### To do
Return the records in full, exactly as given.

## Start Records to process

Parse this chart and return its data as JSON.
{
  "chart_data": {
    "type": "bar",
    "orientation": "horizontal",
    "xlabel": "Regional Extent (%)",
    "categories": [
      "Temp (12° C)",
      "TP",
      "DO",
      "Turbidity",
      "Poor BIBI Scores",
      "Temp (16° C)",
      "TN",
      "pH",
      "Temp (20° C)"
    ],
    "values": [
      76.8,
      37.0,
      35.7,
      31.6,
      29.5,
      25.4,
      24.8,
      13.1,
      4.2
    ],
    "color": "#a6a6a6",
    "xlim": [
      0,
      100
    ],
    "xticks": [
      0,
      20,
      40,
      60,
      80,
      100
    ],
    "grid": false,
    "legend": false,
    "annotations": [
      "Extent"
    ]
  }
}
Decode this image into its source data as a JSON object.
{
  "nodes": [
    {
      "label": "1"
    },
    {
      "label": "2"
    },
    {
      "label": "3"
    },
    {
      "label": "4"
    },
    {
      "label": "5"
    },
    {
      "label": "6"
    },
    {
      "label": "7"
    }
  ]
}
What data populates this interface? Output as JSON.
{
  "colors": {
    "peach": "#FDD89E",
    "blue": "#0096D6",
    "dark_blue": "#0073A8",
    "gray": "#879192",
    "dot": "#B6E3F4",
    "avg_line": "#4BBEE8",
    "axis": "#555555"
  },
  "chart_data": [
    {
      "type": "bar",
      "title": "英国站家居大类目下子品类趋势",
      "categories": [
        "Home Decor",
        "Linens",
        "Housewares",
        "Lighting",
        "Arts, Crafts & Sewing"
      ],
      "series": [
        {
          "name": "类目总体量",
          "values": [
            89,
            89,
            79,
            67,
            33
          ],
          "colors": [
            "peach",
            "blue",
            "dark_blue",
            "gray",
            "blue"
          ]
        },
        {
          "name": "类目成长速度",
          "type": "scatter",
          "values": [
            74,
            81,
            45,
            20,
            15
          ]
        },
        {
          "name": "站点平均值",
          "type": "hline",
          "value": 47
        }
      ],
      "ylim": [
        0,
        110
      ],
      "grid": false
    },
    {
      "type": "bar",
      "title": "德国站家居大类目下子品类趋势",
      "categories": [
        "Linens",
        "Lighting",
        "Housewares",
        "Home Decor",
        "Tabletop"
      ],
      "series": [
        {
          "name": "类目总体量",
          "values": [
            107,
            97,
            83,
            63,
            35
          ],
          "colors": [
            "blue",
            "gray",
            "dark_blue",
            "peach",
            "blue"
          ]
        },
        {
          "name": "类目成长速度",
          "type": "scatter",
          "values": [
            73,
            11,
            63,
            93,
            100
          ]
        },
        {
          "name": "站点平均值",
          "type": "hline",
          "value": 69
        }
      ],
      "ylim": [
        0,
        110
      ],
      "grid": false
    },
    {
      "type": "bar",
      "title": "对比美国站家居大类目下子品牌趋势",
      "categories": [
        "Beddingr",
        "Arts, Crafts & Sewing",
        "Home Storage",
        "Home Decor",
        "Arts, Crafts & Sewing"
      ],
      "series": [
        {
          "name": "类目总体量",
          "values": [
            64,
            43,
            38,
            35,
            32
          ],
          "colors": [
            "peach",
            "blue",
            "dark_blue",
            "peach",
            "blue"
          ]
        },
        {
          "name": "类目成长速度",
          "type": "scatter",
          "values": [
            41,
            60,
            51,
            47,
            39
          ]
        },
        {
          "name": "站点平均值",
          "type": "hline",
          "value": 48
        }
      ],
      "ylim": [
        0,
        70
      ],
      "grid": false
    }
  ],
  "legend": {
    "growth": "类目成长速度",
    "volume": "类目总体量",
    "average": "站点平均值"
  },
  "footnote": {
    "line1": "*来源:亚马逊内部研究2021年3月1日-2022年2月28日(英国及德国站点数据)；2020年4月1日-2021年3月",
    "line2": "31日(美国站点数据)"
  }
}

## End Records to process

### Full response
Parse this chart and return its data as JSON.
{
  "chart_data": {
    "type": "bar",
    "orientation": "horizontal",
    "xlabel": "Regional Extent (%)",
    "categories": [
      "Temp (12° C)",
      "TP",
      "DO",
      "Turbidity",
      "Poor BIBI Scores",
      "Temp (16° C)",
      "TN",
      "pH",
      "Temp (20° C)"
    ],
    "values": [
      76.8,
      37.0,
      35.7,
      31.6,
      29.5,
      25.4,
      24.8,
      13.1,
      4.2
    ],
    "color": "#a6a6a6",
    "xlim": [
      0,
      100
    ],
    "xticks": [
      0,
      20,
      40,
      60,
      80,
      100
    ],
    "grid": false,
    "legend": false,
    "annotations": [
      "Extent"
    ]
  }
}
Decode this image into its source data as a JSON object.
{
  "nodes": [
    {
      "label": "1"
    },
    {
      "label": "2"
    },
    {
      "label": "3"
    },
    {
      "label": "4"
    },
    {
      "label": "5"
    },
    {
      "label": "6"
    },
    {
      "label": "7"
    }
  ]
}
What data populates this interface? Output as JSON.
{
  "colors": {
    "peach": "#FDD89E",
    "blue": "#0096D6",
    "dark_blue": "#0073A8",
    "gray": "#879192",
    "dot": "#B6E3F4",
    "avg_line": "#4BBEE8",
    "axis": "#555555"
  },
  "chart_data": [
    {
      "type": "bar",
      "title": "英国站家居大类目下子品类趋势",
      "categories": [
        "Home Decor",
        "Linens",
        "Housewares",
        "Lighting",
        "Arts, Crafts & Sewing"
      ],
      "series": [
        {
          "name": "类目总体量",
          "values": [
            89,
            89,
            79,
            67,
            33
          ],
          "colors": [
            "peach",
            "blue",
            "dark_blue",
            "gray",
            "blue"
          ]
        },
        {
          "name": "类目成长速度",
          "type": "scatter",
          "values": [
            74,
            81,
            45,
            20,
            15
          ]
        },
        {
          "name": "站点平均值",
          "type": "hline",
          "value": 47
        }
      ],
      "ylim": [
        0,
        110
      ],
      "grid": false
    },
    {
      "type": "bar",
      "title": "德国站家居大类目下子品类趋势",
      "categories": [
        "Linens",
        "Lighting",
        "Housewares",
        "Home Decor",
        "Tabletop"
      ],
      "series": [
        {
          "name": "类目总体量",
          "values": [
            107,
            97,
            83,
            63,
            35
          ],
          "colors": [
            "blue",
            "gray",
            "dark_blue",
            "peach",
            "blue"
          ]
        },
        {
          "name": "类目成长速度",
          "type": "scatter",
          "values": [
            73,
            11,
            63,
            93,
            100
          ]
        },
        {
          "name": "站点平均值",
          "type": "hline",
          "value": 69
        }
      ],
      "ylim": [
        0,
        110
      ],
      "grid": false
    },
    {
      "type": "bar",
      "title": "对比美国站家居大类目下子品牌趋势",
      "categories": [
        "Beddingr",
        "Arts, Crafts & Sewing",
        "Home Storage",
        "Home Decor",
        "Arts, Crafts & Sewing"
      ],
      "series": [
        {
          "name": "类目总体量",
          "values": [
            64,
            43,
            38,
            35,
            32
          ],
          "colors": [
            "peach",
            "blue",
            "dark_blue",
            "peach",
            "blue"
          ]
        },
        {
          "name": "类目成长速度",
          "type": "scatter",
          "values": [
            41,
            60,
            51,
            47,
            39
          ]
        },
        {
          "name": "站点平均值",
          "type": "hline",
          "value": 48
        }
      ],
      "ylim": [
        0,
        70
      ],
      "grid": false
    }
  ],
  "legend": {
    "growth": "类目成长速度",
    "volume": "类目总体量",
    "average": "站点平均值"
  },
  "footnote": {
    "line1": "*来源:亚马逊内部研究2021年3月1日-2022年2月28日(英国及德国站点数据)；2020年4月1日-2021年3月",
    "line2": "31日(美国站点数据)"
  }
}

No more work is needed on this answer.